» Task objective
Copy each line below without leaving any out.

******************************

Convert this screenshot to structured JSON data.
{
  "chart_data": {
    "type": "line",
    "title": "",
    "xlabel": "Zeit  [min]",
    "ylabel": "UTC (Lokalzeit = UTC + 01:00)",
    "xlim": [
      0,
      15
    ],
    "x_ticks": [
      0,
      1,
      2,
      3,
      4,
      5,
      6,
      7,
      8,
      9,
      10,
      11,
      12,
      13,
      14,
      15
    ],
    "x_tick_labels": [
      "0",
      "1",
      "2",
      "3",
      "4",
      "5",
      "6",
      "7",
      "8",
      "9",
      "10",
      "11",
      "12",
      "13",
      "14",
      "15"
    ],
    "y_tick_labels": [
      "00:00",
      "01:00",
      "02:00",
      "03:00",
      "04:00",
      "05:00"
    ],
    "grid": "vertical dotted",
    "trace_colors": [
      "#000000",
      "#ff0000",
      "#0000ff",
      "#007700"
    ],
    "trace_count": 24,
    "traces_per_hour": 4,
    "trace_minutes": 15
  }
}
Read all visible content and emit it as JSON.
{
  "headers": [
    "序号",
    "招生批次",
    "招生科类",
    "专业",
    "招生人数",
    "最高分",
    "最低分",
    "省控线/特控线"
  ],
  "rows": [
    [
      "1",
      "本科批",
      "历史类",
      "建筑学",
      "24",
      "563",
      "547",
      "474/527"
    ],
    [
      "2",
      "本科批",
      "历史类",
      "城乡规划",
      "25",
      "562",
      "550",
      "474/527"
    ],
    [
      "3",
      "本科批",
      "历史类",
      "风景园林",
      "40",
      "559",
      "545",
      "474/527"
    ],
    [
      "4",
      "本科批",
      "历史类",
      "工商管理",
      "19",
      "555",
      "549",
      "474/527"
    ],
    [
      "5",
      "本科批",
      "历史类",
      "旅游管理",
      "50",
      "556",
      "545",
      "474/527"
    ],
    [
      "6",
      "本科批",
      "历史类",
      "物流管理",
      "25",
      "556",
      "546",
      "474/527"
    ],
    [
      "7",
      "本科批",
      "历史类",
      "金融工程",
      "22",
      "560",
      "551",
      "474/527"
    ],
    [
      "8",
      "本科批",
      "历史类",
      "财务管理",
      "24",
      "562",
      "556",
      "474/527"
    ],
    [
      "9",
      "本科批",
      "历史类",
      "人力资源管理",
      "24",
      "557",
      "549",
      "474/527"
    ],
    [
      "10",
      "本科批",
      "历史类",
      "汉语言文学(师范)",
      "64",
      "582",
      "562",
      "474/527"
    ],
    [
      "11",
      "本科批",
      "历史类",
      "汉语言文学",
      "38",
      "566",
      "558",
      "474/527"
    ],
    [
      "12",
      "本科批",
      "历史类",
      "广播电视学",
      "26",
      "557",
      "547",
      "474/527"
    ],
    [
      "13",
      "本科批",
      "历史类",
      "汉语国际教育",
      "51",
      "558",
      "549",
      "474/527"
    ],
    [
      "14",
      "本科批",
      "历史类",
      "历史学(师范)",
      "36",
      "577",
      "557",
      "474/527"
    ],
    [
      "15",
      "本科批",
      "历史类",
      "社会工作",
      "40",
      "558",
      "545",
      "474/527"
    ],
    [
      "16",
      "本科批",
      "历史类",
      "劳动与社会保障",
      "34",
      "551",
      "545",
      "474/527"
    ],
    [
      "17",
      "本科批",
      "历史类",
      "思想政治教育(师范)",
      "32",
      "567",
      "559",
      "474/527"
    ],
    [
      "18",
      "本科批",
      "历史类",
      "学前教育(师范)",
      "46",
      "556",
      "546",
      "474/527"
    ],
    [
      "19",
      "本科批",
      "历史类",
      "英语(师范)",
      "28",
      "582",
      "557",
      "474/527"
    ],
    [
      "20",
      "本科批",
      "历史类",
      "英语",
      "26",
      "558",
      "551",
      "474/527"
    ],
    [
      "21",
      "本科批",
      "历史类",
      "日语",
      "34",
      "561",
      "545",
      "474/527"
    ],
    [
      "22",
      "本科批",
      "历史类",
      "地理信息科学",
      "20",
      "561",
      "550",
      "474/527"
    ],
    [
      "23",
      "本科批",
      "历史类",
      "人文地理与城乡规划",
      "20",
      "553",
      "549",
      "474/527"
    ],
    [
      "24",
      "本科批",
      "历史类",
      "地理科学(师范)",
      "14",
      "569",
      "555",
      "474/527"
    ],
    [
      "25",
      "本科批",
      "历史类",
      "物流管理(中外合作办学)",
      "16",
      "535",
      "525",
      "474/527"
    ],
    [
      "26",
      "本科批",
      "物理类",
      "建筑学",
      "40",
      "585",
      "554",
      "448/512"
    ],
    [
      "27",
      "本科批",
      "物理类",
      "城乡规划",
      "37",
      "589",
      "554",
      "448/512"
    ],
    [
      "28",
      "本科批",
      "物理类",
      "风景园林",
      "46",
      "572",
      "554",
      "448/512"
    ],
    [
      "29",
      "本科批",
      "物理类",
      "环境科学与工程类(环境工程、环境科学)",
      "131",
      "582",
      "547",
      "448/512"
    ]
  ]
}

******************************

» Output of the task
Convert this screenshot to structured JSON data.
{
  "chart_data": {
    "type": "line",
    "title": "",
    "xlabel": "Zeit  [min]",
    "ylabel": "UTC (Lokalzeit = UTC + 01:00)",
    "xlim": [
      0,
      15
    ],
    "x_ticks": [
      0,
      1,
      2,
      3,
      4,
      5,
      6,
      7,
      8,
      9,
      10,
      11,
      12,
      13,
      14,
      15
    ],
    "x_tick_labels": [
      "0",
      "1",
      "2",
      "3",
      "4",
      "5",
      "6",
      "7",
      "8",
      "9",
      "10",
      "11",
      "12",
      "13",
      "14",
      "15"
    ],
    "y_tick_labels": [
      "00:00",
      "01:00",
      "02:00",
      "03:00",
      "04:00",
      "05:00"
    ],
    "grid": "vertical dotted",
    "trace_colors": [
      "#000000",
      "#ff0000",
      "#0000ff",
      "#007700"
    ],
    "trace_count": 24,
    "traces_per_hour": 4,
    "trace_minutes": 15
  }
}
Read all visible content and emit it as JSON.
{
  "headers": [
    "序号",
    "招生批次",
    "招生科类",
    "专业",
    "招生人数",
    "最高分",
    "最低分",
    "省控线/特控线"
  ],
  "rows": [
    [
      "1",
      "本科批",
      "历史类",
      "建筑学",
      "24",
      "563",
      "547",
      "474/527"
    ],
    [
      "2",
      "本科批",
      "历史类",
      "城乡规划",
      "25",
      "562",
      "550",
      "474/527"
    ],
    [
      "3",
      "本科批",
      "历史类",
      "风景园林",
      "40",
      "559",
      "545",
      "474/527"
    ],
    [
      "4",
      "本科批",
      "历史类",
      "工商管理",
      "19",
      "555",
      "549",
      "474/527"
    ],
    [
      "5",
      "本科批",
      "历史类",
      "旅游管理",
      "50",
      "556",
      "545",
      "474/527"
    ],
    [
      "6",
      "本科批",
      "历史类",
      "物流管理",
      "25",
      "556",
      "546",
      "474/527"
    ],
    [
      "7",
      "本科批",
      "历史类",
      "金融工程",
      "22",
      "560",
      "551",
      "474/527"
    ],
    [
      "8",
      "本科批",
      "历史类",
      "财务管理",
      "24",
      "562",
      "556",
      "474/527"
    ],
    [
      "9",
      "本科批",
      "历史类",
      "人力资源管理",
      "24",
      "557",
      "549",
      "474/527"
    ],
    [
      "10",
      "本科批",
      "历史类",
      "汉语言文学(师范)",
      "64",
      "582",
      "562",
      "474/527"
    ],
    [
      "11",
      "本科批",
      "历史类",
      "汉语言文学",
      "38",
      "566",
      "558",
      "474/527"
    ],
    [
      "12",
      "本科批",
      "历史类",
      "广播电视学",
      "26",
      "557",
      "547",
      "474/527"
    ],
    [
      "13",
      "本科批",
      "历史类",
      "汉语国际教育",
      "51",
      "558",
      "549",
      "474/527"
    ],
    [
      "14",
      "本科批",
      "历史类",
      "历史学(师范)",
      "36",
      "577",
      "557",
      "474/527"
    ],
    [
      "15",
      "本科批",
      "历史类",
      "社会工作",
      "40",
      "558",
      "545",
      "474/527"
    ],
    [
      "16",
      "本科批",
      "历史类",
      "劳动与社会保障",
      "34",
      "551",
      "545",
      "474/527"
    ],
    [
      "17",
      "本科批",
      "历史类",
      "思想政治教育(师范)",
      "32",
      "567",
      "559",
      "474/527"
    ],
    [
      "18",
      "本科批",
      "历史类",
      "学前教育(师范)",
      "46",
      "556",
      "546",
      "474/527"
    ],
    [
      "19",
      "本科批",
      "历史类",
      "英语(师范)",
      "28",
      "582",
      "557",
      "474/527"
    ],
    [
      "20",
      "本科批",
      "历史类",
      "英语",
      "26",
      "558",
      "551",
      "474/527"
    ],
    [
      "21",
      "本科批",
      "历史类",
      "日语",
      "34",
      "561",
      "545",
      "474/527"
    ],
    [
      "22",
      "本科批",
      "历史类",
      "地理信息科学",
      "20",
      "561",
      "550",
      "474/527"
    ],
    [
      "23",
      "本科批",
      "历史类",
      "人文地理与城乡规划",
      "20",
      "553",
      "549",
      "474/527"
    ],
    [
      "24",
      "本科批",
      "历史类",
      "地理科学(师范)",
      "14",
      "569",
      "555",
      "474/527"
    ],
    [
      "25",
      "本科批",
      "历史类",
      "物流管理(中外合作办学)",
      "16",
      "535",
      "525",
      "474/527"
    ],
    [
      "26",
      "本科批",
      "物理类",
      "建筑学",
      "40",
      "585",
      "554",
      "448/512"
    ],
    [
      "27",
      "本科批",
      "物理类",
      "城乡规划",
      "37",
      "589",
      "554",
      "448/512"
    ],
    [
      "28",
      "本科批",
      "物理类",
      "风景园林",
      "46",
      "572",
      "554",
      "448/512"
    ],
    [
      "29",
      "本科批",
      "物理类",
      "环境科学与工程类(环境工程、环境科学)",
      "131",
      "582",
      "547",
      "448/512"
    ]
  ]
}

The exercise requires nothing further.